Stored data:
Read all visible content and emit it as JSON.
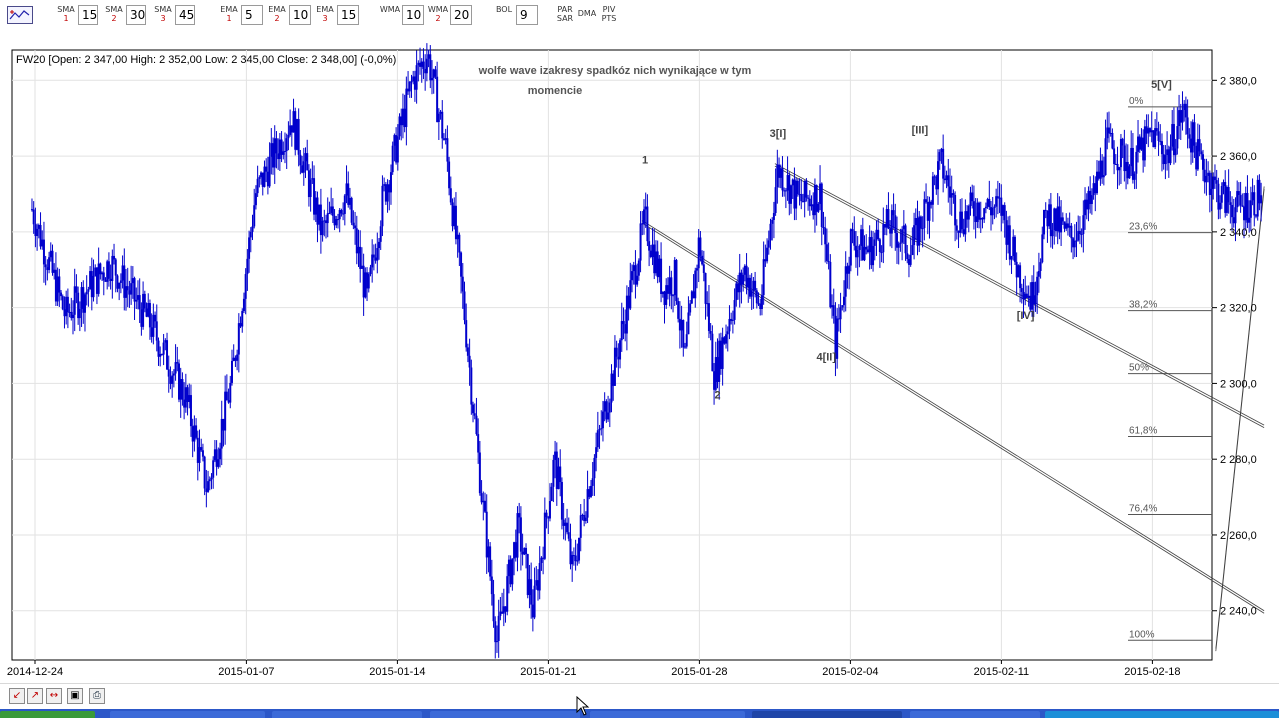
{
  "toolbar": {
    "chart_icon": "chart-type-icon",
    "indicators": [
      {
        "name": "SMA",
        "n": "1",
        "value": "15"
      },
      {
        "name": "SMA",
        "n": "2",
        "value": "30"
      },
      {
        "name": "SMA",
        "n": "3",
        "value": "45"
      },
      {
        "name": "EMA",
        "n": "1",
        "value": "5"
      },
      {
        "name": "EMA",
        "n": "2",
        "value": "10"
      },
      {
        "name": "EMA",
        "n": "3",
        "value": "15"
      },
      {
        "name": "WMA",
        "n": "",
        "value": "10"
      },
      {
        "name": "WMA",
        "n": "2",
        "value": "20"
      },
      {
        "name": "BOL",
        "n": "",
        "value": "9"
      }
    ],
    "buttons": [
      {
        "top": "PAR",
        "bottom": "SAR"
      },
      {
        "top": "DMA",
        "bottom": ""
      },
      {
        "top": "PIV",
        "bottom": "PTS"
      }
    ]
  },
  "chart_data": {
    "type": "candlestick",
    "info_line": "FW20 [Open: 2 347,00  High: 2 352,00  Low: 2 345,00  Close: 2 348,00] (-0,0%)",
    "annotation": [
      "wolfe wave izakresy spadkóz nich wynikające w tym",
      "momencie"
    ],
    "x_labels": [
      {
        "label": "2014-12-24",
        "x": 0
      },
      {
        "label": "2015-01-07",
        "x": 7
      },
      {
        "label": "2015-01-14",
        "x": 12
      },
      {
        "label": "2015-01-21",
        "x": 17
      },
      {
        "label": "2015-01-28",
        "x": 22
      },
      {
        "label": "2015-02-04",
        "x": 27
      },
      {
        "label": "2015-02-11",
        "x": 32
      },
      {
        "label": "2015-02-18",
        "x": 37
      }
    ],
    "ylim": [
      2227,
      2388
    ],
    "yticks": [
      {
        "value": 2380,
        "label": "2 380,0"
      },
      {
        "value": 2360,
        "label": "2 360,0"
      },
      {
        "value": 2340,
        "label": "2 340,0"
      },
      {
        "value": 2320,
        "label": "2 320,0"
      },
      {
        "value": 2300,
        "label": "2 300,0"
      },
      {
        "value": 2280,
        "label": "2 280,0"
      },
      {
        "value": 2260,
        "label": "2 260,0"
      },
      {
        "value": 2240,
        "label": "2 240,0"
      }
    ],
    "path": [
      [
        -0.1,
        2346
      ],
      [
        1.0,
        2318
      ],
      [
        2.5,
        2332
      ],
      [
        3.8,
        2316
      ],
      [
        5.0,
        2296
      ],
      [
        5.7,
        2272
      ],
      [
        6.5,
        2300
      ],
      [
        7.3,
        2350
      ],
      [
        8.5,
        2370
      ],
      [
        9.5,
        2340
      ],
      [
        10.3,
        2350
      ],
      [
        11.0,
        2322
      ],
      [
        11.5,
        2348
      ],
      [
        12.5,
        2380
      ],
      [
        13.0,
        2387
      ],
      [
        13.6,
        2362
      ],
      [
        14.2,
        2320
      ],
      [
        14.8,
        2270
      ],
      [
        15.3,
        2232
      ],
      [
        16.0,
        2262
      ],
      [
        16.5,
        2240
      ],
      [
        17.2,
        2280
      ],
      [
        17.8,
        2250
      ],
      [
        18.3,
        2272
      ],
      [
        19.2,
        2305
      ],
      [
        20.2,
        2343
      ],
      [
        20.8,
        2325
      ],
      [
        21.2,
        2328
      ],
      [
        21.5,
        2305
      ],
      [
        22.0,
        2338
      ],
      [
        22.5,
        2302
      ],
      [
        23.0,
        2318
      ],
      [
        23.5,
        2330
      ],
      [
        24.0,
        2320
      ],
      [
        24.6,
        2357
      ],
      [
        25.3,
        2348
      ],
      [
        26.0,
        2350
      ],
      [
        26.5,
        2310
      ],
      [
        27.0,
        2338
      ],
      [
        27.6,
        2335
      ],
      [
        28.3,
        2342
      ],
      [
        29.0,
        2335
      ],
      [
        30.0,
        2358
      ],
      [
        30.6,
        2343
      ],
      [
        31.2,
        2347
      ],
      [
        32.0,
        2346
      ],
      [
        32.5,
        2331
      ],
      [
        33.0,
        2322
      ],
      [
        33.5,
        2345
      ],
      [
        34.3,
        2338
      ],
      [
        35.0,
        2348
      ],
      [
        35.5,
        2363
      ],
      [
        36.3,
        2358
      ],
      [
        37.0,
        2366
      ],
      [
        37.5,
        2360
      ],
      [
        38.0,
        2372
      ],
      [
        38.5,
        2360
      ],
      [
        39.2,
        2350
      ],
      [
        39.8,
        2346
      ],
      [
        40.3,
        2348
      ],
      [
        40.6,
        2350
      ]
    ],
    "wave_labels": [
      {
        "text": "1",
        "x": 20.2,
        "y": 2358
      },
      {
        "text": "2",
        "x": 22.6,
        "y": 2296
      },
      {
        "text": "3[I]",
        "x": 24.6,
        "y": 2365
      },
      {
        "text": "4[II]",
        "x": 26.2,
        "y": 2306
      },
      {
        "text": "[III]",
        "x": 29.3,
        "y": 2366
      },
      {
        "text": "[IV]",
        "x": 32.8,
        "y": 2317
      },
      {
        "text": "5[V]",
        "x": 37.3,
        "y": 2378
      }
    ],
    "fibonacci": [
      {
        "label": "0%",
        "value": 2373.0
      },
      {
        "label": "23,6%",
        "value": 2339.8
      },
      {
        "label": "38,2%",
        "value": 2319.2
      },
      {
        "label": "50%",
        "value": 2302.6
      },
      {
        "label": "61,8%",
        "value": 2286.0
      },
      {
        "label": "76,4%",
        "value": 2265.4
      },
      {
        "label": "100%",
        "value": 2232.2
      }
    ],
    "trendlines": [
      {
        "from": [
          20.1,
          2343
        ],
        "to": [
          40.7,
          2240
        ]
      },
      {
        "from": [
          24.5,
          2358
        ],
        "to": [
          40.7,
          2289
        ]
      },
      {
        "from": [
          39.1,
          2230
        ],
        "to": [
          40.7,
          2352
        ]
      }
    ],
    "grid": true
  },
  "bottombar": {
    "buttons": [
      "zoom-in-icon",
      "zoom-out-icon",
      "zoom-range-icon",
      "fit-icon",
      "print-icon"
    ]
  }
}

---

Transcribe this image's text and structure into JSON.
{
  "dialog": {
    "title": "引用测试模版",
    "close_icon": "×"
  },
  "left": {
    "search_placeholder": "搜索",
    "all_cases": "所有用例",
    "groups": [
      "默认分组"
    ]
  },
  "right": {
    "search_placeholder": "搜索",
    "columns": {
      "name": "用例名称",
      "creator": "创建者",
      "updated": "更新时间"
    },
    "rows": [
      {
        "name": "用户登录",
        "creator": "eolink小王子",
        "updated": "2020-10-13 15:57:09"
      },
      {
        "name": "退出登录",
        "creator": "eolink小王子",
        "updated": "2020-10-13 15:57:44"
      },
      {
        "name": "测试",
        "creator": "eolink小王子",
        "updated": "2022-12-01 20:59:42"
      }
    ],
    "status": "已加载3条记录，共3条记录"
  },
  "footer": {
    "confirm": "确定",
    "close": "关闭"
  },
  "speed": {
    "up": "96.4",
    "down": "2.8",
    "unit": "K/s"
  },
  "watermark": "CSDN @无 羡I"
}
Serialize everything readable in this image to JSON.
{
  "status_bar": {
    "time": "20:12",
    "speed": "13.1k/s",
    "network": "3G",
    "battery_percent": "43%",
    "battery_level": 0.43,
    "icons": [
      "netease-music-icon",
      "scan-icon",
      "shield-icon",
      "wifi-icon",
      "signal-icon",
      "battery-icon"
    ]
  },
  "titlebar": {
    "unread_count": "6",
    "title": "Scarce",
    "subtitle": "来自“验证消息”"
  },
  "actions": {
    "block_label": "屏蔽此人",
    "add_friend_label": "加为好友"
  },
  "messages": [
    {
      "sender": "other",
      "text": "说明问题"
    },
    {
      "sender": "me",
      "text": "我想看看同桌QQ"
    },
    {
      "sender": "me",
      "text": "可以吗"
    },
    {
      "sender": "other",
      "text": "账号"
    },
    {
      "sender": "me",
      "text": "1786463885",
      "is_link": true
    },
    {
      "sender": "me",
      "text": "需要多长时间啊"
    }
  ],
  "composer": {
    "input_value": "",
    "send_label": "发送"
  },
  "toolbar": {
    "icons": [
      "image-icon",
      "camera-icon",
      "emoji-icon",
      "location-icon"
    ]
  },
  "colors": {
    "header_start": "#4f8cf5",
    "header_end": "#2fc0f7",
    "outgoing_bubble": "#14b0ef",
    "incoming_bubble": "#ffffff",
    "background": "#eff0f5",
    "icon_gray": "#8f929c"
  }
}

* * *

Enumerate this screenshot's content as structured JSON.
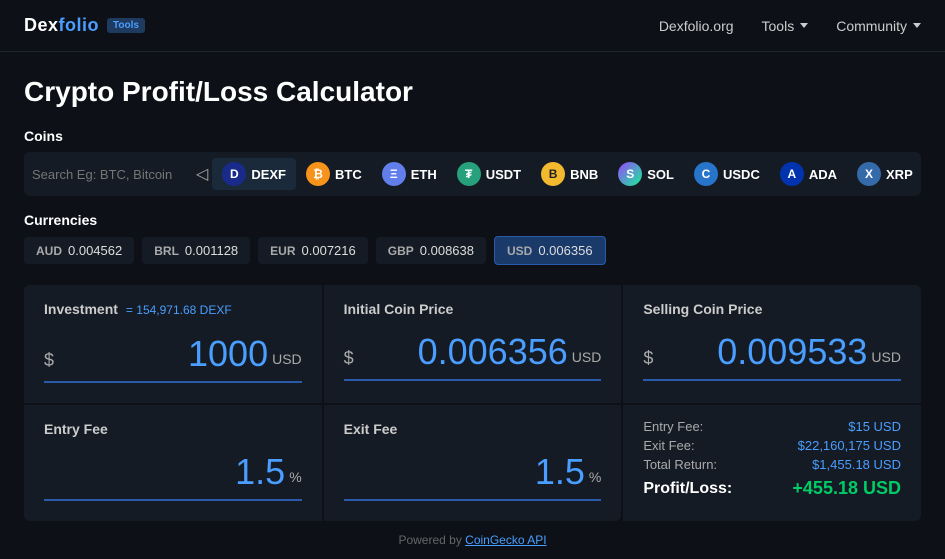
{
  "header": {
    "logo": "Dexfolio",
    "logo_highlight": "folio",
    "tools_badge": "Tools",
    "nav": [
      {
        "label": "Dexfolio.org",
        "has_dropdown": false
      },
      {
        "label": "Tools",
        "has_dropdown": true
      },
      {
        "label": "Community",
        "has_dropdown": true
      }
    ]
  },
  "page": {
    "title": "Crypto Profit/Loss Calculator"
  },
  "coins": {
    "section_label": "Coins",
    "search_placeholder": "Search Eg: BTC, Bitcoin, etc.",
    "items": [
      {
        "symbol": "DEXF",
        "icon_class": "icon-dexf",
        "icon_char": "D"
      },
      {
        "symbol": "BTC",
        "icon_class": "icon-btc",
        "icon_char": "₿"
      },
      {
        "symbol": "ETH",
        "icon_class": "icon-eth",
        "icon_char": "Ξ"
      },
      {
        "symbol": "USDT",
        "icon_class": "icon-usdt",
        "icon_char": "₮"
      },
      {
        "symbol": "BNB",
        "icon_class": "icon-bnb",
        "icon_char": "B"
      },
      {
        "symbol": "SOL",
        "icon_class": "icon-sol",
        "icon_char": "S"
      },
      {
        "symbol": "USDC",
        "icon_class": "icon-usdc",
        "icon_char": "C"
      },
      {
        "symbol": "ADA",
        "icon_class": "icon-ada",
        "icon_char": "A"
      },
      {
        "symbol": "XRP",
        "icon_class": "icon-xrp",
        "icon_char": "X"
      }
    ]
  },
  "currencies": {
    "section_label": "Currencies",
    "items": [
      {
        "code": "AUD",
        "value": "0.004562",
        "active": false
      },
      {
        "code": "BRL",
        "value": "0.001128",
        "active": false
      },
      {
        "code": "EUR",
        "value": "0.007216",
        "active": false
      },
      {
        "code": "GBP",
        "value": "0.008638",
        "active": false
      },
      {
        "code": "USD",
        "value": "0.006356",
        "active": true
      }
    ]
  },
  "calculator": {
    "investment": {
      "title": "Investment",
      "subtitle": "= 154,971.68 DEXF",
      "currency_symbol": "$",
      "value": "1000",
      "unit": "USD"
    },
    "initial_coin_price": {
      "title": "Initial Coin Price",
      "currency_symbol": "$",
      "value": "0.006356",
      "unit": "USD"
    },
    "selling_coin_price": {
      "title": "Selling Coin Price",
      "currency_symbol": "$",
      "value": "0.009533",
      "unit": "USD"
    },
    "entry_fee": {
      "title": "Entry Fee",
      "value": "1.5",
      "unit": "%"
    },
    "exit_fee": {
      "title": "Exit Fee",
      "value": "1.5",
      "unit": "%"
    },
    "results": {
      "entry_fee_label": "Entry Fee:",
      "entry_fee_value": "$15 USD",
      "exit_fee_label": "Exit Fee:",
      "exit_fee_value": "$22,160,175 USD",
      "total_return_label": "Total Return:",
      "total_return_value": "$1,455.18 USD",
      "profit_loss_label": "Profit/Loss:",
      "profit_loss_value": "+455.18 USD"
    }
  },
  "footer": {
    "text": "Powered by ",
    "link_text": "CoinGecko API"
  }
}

» Exercise directions
Point out every line holding the string "code" and copy it.

» Exercise solution
        "code": "AUD",
        "code": "BRL",
        "code": "EUR",
        "code": "GBP",
        "code": "USD",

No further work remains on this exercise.